PROMPT:
Count how many lines mention the word "商品编号". Write that number alone.

┌────────

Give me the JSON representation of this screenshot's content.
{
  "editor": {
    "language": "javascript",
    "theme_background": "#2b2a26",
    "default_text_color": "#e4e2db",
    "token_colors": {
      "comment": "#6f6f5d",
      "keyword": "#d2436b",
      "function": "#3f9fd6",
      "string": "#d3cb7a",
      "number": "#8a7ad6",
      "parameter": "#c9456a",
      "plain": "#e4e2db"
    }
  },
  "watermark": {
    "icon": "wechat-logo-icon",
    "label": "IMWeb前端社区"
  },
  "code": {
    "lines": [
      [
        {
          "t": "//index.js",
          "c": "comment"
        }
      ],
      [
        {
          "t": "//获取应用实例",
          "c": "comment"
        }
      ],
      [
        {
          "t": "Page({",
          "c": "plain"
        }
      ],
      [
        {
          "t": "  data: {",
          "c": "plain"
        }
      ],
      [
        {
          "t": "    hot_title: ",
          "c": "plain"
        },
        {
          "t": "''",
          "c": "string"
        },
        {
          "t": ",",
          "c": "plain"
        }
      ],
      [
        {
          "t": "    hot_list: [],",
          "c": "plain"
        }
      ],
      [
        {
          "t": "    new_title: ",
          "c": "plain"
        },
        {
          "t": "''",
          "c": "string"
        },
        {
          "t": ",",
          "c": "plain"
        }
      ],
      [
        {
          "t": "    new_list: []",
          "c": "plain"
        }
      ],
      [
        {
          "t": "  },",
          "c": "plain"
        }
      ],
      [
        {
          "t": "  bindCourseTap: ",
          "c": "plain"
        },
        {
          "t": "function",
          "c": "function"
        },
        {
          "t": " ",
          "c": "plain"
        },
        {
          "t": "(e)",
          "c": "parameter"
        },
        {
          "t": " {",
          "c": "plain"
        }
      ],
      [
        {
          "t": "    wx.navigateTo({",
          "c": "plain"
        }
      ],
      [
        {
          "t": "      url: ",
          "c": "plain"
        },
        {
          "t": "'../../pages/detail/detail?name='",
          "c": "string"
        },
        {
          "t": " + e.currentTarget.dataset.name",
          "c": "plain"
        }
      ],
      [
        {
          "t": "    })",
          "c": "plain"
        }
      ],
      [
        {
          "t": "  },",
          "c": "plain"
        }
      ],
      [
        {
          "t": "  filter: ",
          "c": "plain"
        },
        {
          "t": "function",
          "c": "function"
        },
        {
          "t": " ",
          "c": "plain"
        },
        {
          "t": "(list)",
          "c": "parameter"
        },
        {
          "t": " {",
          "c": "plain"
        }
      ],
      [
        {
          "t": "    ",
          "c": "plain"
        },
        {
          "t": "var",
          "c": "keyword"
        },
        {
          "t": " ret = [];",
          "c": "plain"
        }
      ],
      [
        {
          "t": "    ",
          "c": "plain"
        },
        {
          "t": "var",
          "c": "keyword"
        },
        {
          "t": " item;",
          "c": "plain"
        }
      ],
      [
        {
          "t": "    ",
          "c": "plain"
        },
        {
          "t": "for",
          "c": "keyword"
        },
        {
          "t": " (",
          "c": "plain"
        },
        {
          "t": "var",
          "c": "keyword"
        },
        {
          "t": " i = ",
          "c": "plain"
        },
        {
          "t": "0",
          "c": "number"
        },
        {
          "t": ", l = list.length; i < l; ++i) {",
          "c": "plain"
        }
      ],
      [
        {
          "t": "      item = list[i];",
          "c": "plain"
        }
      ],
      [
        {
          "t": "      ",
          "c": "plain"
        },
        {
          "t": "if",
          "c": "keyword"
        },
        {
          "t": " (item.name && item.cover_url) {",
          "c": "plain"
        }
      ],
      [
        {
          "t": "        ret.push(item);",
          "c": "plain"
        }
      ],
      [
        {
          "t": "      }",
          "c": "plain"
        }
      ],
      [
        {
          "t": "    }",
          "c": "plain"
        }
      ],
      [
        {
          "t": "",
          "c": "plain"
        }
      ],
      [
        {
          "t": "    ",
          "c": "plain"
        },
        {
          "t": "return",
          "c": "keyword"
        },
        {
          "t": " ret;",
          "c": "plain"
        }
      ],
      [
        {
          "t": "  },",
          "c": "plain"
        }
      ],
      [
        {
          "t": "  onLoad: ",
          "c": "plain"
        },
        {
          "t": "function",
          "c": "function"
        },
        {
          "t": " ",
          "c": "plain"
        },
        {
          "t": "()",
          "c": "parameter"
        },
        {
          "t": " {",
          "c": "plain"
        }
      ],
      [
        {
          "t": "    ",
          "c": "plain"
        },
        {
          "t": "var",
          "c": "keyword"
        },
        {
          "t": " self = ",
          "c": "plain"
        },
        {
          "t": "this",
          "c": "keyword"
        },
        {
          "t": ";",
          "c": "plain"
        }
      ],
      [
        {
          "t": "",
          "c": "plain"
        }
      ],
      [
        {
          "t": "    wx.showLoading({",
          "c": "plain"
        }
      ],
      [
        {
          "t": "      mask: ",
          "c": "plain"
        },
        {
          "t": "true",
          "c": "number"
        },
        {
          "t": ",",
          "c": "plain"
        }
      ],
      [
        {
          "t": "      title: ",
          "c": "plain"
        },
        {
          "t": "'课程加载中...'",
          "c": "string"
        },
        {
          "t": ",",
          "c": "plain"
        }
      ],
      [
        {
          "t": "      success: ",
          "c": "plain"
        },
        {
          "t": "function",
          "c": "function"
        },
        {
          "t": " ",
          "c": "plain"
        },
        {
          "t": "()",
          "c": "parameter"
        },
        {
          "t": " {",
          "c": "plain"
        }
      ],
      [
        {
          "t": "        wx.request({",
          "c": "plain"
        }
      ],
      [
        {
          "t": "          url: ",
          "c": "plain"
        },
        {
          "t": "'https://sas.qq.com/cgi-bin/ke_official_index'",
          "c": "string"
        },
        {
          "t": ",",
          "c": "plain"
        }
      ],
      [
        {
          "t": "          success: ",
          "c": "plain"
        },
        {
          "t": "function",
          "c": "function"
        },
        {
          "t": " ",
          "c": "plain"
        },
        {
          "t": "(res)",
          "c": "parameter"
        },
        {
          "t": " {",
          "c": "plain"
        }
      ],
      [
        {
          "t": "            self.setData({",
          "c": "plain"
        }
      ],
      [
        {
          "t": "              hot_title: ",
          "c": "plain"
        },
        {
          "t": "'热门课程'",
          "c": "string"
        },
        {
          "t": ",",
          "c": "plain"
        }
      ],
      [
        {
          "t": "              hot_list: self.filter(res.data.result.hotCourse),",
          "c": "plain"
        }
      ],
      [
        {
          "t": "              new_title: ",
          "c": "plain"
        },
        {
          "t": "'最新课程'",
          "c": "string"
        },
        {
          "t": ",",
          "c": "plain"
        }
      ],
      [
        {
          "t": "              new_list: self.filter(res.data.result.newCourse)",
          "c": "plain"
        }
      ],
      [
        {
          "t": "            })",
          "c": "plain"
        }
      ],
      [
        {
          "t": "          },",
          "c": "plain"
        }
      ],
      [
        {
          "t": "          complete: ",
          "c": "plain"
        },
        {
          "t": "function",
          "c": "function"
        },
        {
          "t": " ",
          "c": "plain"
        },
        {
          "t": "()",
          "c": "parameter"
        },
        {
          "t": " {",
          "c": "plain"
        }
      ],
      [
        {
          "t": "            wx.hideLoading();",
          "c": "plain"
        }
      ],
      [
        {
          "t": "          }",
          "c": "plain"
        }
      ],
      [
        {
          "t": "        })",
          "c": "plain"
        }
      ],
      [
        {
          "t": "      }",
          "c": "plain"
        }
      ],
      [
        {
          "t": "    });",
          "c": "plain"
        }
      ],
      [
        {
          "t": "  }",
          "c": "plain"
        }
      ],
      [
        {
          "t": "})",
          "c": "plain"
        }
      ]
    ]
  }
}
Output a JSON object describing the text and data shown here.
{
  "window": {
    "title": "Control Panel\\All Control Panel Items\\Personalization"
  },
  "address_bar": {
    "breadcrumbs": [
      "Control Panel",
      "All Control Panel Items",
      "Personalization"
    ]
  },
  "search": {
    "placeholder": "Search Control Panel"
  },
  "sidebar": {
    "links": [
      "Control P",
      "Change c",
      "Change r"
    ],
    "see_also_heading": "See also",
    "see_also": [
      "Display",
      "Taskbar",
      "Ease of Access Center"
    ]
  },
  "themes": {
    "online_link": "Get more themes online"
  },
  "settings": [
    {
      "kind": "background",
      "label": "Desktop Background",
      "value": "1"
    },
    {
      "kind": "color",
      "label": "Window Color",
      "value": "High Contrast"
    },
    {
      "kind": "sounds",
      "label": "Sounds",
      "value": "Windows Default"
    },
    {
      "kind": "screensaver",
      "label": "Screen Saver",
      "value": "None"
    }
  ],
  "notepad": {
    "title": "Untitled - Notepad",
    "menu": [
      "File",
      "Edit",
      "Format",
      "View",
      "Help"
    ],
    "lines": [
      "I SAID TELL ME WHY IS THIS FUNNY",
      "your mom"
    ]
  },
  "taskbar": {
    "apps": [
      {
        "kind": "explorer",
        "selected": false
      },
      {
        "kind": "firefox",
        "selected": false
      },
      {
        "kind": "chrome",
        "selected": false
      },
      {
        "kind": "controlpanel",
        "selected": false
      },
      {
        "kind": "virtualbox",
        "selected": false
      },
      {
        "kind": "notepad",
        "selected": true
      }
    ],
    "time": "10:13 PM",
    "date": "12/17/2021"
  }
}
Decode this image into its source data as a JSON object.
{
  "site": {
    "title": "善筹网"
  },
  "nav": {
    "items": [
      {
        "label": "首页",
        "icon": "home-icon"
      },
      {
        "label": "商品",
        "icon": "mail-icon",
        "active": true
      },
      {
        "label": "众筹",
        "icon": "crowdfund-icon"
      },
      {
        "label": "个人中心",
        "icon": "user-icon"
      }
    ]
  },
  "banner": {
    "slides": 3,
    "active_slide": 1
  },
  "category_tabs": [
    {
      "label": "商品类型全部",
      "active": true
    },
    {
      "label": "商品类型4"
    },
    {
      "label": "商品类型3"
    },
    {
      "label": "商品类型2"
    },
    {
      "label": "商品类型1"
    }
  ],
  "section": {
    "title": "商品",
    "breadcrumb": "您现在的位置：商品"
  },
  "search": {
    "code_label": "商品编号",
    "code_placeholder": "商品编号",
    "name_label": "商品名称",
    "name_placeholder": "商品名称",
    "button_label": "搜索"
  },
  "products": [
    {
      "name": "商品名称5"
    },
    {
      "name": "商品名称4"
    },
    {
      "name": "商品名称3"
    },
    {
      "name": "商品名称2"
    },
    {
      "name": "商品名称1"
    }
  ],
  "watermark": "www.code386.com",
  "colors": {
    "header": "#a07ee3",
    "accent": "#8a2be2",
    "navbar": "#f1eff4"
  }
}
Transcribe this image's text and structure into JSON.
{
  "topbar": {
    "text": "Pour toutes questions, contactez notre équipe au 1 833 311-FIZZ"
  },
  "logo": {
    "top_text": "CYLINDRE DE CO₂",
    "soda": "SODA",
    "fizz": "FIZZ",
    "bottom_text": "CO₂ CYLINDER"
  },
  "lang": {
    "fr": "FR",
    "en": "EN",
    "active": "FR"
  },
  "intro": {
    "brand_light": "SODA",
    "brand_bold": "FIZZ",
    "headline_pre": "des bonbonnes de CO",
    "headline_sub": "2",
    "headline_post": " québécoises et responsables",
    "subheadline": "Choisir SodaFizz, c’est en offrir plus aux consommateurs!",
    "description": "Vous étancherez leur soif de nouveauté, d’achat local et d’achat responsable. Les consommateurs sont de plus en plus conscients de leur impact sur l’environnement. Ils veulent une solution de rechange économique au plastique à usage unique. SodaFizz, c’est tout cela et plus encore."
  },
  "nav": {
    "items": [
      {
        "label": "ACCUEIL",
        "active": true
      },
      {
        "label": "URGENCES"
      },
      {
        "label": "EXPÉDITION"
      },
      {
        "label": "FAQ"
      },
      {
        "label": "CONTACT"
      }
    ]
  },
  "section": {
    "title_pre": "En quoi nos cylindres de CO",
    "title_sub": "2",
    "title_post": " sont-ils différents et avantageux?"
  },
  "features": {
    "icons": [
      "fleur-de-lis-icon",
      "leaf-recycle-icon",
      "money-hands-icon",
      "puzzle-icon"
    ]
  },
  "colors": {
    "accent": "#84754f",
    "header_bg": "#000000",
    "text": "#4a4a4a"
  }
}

└────────

PROBLEM SOLUTION:
2